PROBLEM TO SOLVE
Each line of the data should be transcribed exactly as given.

PROVIDED RECORDS
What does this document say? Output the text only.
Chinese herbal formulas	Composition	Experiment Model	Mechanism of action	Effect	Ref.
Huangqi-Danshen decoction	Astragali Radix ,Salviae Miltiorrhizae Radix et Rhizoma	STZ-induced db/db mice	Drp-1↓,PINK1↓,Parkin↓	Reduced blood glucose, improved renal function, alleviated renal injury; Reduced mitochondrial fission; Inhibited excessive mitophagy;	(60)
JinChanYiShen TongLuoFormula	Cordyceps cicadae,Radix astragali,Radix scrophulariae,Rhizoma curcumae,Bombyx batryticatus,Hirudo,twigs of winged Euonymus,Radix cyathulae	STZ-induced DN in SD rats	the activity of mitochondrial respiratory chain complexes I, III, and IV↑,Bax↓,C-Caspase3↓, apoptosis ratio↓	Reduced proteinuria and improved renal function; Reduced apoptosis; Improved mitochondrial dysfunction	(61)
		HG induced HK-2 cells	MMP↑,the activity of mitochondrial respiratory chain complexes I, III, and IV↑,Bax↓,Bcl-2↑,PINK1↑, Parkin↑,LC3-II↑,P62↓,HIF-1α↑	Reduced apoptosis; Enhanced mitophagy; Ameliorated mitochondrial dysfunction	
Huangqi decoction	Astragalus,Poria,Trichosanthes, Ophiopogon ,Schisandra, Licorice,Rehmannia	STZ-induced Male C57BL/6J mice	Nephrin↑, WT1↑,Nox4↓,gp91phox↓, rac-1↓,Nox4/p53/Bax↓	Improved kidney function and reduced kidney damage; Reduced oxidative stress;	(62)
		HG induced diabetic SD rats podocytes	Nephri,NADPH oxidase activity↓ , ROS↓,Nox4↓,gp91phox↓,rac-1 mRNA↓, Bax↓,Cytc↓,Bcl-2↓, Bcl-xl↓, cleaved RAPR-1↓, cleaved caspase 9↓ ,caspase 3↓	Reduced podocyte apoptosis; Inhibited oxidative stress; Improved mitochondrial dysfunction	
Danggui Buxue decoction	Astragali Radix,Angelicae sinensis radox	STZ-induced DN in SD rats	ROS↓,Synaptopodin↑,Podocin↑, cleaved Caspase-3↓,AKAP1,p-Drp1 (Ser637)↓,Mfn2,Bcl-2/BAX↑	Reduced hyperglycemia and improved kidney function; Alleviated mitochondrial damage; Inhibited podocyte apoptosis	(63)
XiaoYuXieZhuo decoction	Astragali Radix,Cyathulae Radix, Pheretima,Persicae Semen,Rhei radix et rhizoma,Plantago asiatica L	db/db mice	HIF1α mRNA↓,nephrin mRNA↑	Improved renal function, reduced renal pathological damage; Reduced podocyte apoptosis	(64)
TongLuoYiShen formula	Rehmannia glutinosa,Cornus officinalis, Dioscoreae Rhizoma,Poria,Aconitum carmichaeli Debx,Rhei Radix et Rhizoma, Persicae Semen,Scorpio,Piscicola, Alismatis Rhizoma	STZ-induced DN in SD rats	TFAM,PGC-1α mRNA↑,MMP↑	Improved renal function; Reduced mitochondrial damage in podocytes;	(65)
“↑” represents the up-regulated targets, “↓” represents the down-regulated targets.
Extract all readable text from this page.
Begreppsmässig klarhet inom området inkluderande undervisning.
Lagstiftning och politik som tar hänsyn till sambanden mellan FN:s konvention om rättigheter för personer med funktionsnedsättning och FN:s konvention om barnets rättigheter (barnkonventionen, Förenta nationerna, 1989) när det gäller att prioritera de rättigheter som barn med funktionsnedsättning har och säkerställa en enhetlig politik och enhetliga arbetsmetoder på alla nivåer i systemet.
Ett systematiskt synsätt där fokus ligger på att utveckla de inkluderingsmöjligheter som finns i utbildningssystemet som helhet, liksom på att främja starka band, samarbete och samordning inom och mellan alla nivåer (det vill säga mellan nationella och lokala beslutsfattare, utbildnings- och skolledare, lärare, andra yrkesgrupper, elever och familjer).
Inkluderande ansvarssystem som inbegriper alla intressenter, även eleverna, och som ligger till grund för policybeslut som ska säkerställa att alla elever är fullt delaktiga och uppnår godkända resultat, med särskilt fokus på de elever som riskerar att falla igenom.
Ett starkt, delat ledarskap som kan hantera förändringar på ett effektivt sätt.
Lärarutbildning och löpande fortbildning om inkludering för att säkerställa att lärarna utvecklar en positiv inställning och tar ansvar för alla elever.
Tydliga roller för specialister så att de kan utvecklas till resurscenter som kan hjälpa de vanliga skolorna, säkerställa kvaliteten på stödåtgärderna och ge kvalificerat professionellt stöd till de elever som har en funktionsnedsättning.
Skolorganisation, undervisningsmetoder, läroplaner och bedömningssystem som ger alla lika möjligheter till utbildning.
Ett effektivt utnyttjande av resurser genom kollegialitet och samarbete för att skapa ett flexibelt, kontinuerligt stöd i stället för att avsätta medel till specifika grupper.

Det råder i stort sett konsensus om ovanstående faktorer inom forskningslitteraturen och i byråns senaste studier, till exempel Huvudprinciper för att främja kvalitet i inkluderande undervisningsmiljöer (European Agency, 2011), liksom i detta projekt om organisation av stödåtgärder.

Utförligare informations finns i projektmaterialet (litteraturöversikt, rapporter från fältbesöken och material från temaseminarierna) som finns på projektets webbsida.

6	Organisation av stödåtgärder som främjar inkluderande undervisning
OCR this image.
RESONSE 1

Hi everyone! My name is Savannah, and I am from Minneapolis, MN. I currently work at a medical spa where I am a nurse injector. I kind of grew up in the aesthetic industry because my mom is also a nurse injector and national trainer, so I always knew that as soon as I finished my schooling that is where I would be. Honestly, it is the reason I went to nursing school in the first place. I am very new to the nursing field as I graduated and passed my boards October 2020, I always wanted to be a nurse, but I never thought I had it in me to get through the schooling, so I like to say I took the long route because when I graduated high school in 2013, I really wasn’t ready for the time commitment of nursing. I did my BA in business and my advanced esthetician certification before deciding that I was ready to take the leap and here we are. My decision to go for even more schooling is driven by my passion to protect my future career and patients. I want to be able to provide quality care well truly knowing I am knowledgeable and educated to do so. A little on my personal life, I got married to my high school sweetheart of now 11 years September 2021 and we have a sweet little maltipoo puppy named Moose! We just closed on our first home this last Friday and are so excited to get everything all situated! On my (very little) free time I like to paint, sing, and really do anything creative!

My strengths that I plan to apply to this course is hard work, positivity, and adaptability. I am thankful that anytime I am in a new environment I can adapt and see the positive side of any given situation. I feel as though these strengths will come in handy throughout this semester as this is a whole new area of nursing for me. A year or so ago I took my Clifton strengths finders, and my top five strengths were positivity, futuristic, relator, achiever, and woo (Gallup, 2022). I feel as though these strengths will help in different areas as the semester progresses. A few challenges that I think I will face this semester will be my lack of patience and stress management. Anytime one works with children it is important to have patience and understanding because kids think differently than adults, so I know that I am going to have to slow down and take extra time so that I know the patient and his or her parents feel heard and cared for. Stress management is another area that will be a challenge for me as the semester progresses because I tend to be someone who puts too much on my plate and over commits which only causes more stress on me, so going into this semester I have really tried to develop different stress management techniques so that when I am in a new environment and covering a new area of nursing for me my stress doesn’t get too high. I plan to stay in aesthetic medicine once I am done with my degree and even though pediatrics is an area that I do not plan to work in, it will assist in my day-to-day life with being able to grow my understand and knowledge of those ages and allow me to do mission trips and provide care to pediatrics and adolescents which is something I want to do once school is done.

SOLUTION FOR THIS PROBLEM
What does this document say? Output the text only.
Chinese herbal formulas	Composition	Experiment Model	Mechanism of action	Effect	Ref.
Huangqi-Danshen decoction	Astragali Radix ,Salviae Miltiorrhizae Radix et Rhizoma	STZ-induced db/db mice	Drp-1↓,PINK1↓,Parkin↓	Reduced blood glucose, improved renal function, alleviated renal injury; Reduced mitochondrial fission; Inhibited excessive mitophagy;	(60)
JinChanYiShen TongLuoFormula	Cordyceps cicadae,Radix astragali,Radix scrophulariae,Rhizoma curcumae,Bombyx batryticatus,Hirudo,twigs of winged Euonymus,Radix cyathulae	STZ-induced DN in SD rats	the activity of mitochondrial respiratory chain complexes I, III, and IV↑,Bax↓,C-Caspase3↓, apoptosis ratio↓	Reduced proteinuria and improved renal function; Reduced apoptosis; Improved mitochondrial dysfunction	(61)
		HG induced HK-2 cells	MMP↑,the activity of mitochondrial respiratory chain complexes I, III, and IV↑,Bax↓,Bcl-2↑,PINK1↑, Parkin↑,LC3-II↑,P62↓,HIF-1α↑	Reduced apoptosis; Enhanced mitophagy; Ameliorated mitochondrial dysfunction	
Huangqi decoction	Astragalus,Poria,Trichosanthes, Ophiopogon ,Schisandra, Licorice,Rehmannia	STZ-induced Male C57BL/6J mice	Nephrin↑, WT1↑,Nox4↓,gp91phox↓, rac-1↓,Nox4/p53/Bax↓	Improved kidney function and reduced kidney damage; Reduced oxidative stress;	(62)
		HG induced diabetic SD rats podocytes	Nephri,NADPH oxidase activity↓ , ROS↓,Nox4↓,gp91phox↓,rac-1 mRNA↓, Bax↓,Cytc↓,Bcl-2↓, Bcl-xl↓, cleaved RAPR-1↓, cleaved caspase 9↓ ,caspase 3↓	Reduced podocyte apoptosis; Inhibited oxidative stress; Improved mitochondrial dysfunction	
Danggui Buxue decoction	Astragali Radix,Angelicae sinensis radox	STZ-induced DN in SD rats	ROS↓,Synaptopodin↑,Podocin↑, cleaved Caspase-3↓,AKAP1,p-Drp1 (Ser637)↓,Mfn2,Bcl-2/BAX↑	Reduced hyperglycemia and improved kidney function; Alleviated mitochondrial damage; Inhibited podocyte apoptosis	(63)
XiaoYuXieZhuo decoction	Astragali Radix,Cyathulae Radix, Pheretima,Persicae Semen,Rhei radix et rhizoma,Plantago asiatica L	db/db mice	HIF1α mRNA↓,nephrin mRNA↑	Improved renal function, reduced renal pathological damage; Reduced podocyte apoptosis	(64)
TongLuoYiShen formula	Rehmannia glutinosa,Cornus officinalis, Dioscoreae Rhizoma,Poria,Aconitum carmichaeli Debx,Rhei Radix et Rhizoma, Persicae Semen,Scorpio,Piscicola, Alismatis Rhizoma	STZ-induced DN in SD rats	TFAM,PGC-1α mRNA↑,MMP↑	Improved renal function; Reduced mitochondrial damage in podocytes;	(65)
“↑” represents the up-regulated targets, “↓” represents the down-regulated targets.
Extract all readable text from this page.
Begreppsmässig klarhet inom området inkluderande undervisning.
Lagstiftning och politik som tar hänsyn till sambanden mellan FN:s konvention om rättigheter för personer med funktionsnedsättning och FN:s konvention om barnets rättigheter (barnkonventionen, Förenta nationerna, 1989) när det gäller att prioritera de rättigheter som barn med funktionsnedsättning har och säkerställa en enhetlig politik och enhetliga arbetsmetoder på alla nivåer i systemet.
Ett systematiskt synsätt där fokus ligger på att utveckla de inkluderingsmöjligheter som finns i utbildningssystemet som helhet, liksom på att främja starka band, samarbete och samordning inom och mellan alla nivåer (det vill säga mellan nationella och lokala beslutsfattare, utbildnings- och skolledare, lärare, andra yrkesgrupper, elever och familjer).
Inkluderande ansvarssystem som inbegriper alla intressenter, även eleverna, och som ligger till grund för policybeslut som ska säkerställa att alla elever är fullt delaktiga och uppnår godkända resultat, med särskilt fokus på de elever som riskerar att falla igenom.
Ett starkt, delat ledarskap som kan hantera förändringar på ett effektivt sätt.
Lärarutbildning och löpande fortbildning om inkludering för att säkerställa att lärarna utvecklar en positiv inställning och tar ansvar för alla elever.
Tydliga roller för specialister så att de kan utvecklas till resurscenter som kan hjälpa de vanliga skolorna, säkerställa kvaliteten på stödåtgärderna och ge kvalificerat professionellt stöd till de elever som har en funktionsnedsättning.
Skolorganisation, undervisningsmetoder, läroplaner och bedömningssystem som ger alla lika möjligheter till utbildning.
Ett effektivt utnyttjande av resurser genom kollegialitet och samarbete för att skapa ett flexibelt, kontinuerligt stöd i stället för att avsätta medel till specifika grupper.

Det råder i stort sett konsensus om ovanstående faktorer inom forskningslitteraturen och i byråns senaste studier, till exempel Huvudprinciper för att främja kvalitet i inkluderande undervisningsmiljöer (European Agency, 2011), liksom i detta projekt om organisation av stödåtgärder.

Utförligare informations finns i projektmaterialet (litteraturöversikt, rapporter från fältbesöken och material från temaseminarierna) som finns på projektets webbsida.

6	Organisation av stödåtgärder som främjar inkluderande undervisning
OCR this image.
RESONSE 1

Hi everyone! My name is Savannah, and I am from Minneapolis, MN. I currently work at a medical spa where I am a nurse injector. I kind of grew up in the aesthetic industry because my mom is also a nurse injector and national trainer, so I always knew that as soon as I finished my schooling that is where I would be. Honestly, it is the reason I went to nursing school in the first place. I am very new to the nursing field as I graduated and passed my boards October 2020, I always wanted to be a nurse, but I never thought I had it in me to get through the schooling, so I like to say I took the long route because when I graduated high school in 2013, I really wasn’t ready for the time commitment of nursing. I did my BA in business and my advanced esthetician certification before deciding that I was ready to take the leap and here we are. My decision to go for even more schooling is driven by my passion to protect my future career and patients. I want to be able to provide quality care well truly knowing I am knowledgeable and educated to do so. A little on my personal life, I got married to my high school sweetheart of now 11 years September 2021 and we have a sweet little maltipoo puppy named Moose! We just closed on our first home this last Friday and are so excited to get everything all situated! On my (very little) free time I like to paint, sing, and really do anything creative!

My strengths that I plan to apply to this course is hard work, positivity, and adaptability. I am thankful that anytime I am in a new environment I can adapt and see the positive side of any given situation. I feel as though these strengths will come in handy throughout this semester as this is a whole new area of nursing for me. A year or so ago I took my Clifton strengths finders, and my top five strengths were positivity, futuristic, relator, achiever, and woo (Gallup, 2022). I feel as though these strengths will help in different areas as the semester progresses. A few challenges that I think I will face this semester will be my lack of patience and stress management. Anytime one works with children it is important to have patience and understanding because kids think differently than adults, so I know that I am going to have to slow down and take extra time so that I know the patient and his or her parents feel heard and cared for. Stress management is another area that will be a challenge for me as the semester progresses because I tend to be someone who puts too much on my plate and over commits which only causes more stress on me, so going into this semester I have really tried to develop different stress management techniques so that when I am in a new environment and covering a new area of nursing for me my stress doesn’t get too high. I plan to stay in aesthetic medicine once I am done with my degree and even though pediatrics is an area that I do not plan to work in, it will assist in my day-to-day life with being able to grow my understand and knowledge of those ages and allow me to do mission trips and provide care to pediatrics and adolescents which is something I want to do once school is done.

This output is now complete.